• [AIM OF THE TASK]
Write every line of the material out exactly as shown.

• [INPUT ROWS]

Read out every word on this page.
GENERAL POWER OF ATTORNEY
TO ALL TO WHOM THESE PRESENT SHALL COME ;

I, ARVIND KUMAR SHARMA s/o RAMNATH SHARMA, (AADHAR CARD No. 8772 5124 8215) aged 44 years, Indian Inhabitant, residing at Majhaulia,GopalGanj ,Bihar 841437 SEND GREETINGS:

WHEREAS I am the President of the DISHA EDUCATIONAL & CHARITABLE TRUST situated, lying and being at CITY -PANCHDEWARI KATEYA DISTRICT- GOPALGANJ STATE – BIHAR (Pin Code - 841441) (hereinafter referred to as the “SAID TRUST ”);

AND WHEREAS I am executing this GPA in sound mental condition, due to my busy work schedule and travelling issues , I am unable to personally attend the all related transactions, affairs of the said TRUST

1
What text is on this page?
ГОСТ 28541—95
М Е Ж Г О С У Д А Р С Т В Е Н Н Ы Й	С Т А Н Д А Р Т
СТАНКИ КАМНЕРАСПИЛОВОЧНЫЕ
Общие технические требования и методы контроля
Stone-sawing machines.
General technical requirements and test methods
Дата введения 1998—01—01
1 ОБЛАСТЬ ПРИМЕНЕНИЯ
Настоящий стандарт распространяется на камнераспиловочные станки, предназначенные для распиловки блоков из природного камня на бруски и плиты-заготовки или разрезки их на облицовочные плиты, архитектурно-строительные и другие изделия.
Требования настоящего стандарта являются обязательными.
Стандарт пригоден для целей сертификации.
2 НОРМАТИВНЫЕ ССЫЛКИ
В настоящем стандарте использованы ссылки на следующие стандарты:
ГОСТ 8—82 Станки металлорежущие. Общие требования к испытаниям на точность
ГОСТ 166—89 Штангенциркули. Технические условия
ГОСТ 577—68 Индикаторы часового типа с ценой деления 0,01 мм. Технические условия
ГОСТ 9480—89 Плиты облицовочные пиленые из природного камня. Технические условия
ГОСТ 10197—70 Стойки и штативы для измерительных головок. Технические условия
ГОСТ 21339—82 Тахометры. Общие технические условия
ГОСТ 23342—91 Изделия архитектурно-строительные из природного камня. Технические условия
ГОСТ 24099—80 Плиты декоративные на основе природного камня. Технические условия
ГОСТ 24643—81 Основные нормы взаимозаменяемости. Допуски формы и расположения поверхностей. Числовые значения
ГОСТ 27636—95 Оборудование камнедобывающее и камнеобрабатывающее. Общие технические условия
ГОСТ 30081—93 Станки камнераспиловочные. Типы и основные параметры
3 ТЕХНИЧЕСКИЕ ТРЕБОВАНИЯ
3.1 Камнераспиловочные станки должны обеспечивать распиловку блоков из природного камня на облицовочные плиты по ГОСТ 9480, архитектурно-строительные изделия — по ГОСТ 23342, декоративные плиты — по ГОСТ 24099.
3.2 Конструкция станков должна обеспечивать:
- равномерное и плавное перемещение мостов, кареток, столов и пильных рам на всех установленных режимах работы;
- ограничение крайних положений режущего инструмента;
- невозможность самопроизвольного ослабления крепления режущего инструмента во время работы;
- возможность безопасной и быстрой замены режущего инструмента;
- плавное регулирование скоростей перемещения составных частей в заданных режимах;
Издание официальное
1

• [REPLY]
Read out every word on this page.
GENERAL POWER OF ATTORNEY
TO ALL TO WHOM THESE PRESENT SHALL COME ;

I, ARVIND KUMAR SHARMA s/o RAMNATH SHARMA, (AADHAR CARD No. 8772 5124 8215) aged 44 years, Indian Inhabitant, residing at Majhaulia,GopalGanj ,Bihar 841437 SEND GREETINGS:

WHEREAS I am the President of the DISHA EDUCATIONAL & CHARITABLE TRUST situated, lying and being at CITY -PANCHDEWARI KATEYA DISTRICT- GOPALGANJ STATE – BIHAR (Pin Code - 841441) (hereinafter referred to as the “SAID TRUST ”);

AND WHEREAS I am executing this GPA in sound mental condition, due to my busy work schedule and travelling issues , I am unable to personally attend the all related transactions, affairs of the said TRUST

1
What text is on this page?
ГОСТ 28541—95
М Е Ж Г О С У Д А Р С Т В Е Н Н Ы Й	С Т А Н Д А Р Т
СТАНКИ КАМНЕРАСПИЛОВОЧНЫЕ
Общие технические требования и методы контроля
Stone-sawing machines.
General technical requirements and test methods
Дата введения 1998—01—01
1 ОБЛАСТЬ ПРИМЕНЕНИЯ
Настоящий стандарт распространяется на камнераспиловочные станки, предназначенные для распиловки блоков из природного камня на бруски и плиты-заготовки или разрезки их на облицовочные плиты, архитектурно-строительные и другие изделия.
Требования настоящего стандарта являются обязательными.
Стандарт пригоден для целей сертификации.
2 НОРМАТИВНЫЕ ССЫЛКИ
В настоящем стандарте использованы ссылки на следующие стандарты:
ГОСТ 8—82 Станки металлорежущие. Общие требования к испытаниям на точность
ГОСТ 166—89 Штангенциркули. Технические условия
ГОСТ 577—68 Индикаторы часового типа с ценой деления 0,01 мм. Технические условия
ГОСТ 9480—89 Плиты облицовочные пиленые из природного камня. Технические условия
ГОСТ 10197—70 Стойки и штативы для измерительных головок. Технические условия
ГОСТ 21339—82 Тахометры. Общие технические условия
ГОСТ 23342—91 Изделия архитектурно-строительные из природного камня. Технические условия
ГОСТ 24099—80 Плиты декоративные на основе природного камня. Технические условия
ГОСТ 24643—81 Основные нормы взаимозаменяемости. Допуски формы и расположения поверхностей. Числовые значения
ГОСТ 27636—95 Оборудование камнедобывающее и камнеобрабатывающее. Общие технические условия
ГОСТ 30081—93 Станки камнераспиловочные. Типы и основные параметры
3 ТЕХНИЧЕСКИЕ ТРЕБОВАНИЯ
3.1 Камнераспиловочные станки должны обеспечивать распиловку блоков из природного камня на облицовочные плиты по ГОСТ 9480, архитектурно-строительные изделия — по ГОСТ 23342, декоративные плиты — по ГОСТ 24099.
3.2 Конструкция станков должна обеспечивать:
- равномерное и плавное перемещение мостов, кареток, столов и пильных рам на всех установленных режимах работы;
- ограничение крайних положений режущего инструмента;
- невозможность самопроизвольного ослабления крепления режущего инструмента во время работы;
- возможность безопасной и быстрой замены режущего инструмента;
- плавное регулирование скоростей перемещения составных частей в заданных режимах;
Издание официальное
1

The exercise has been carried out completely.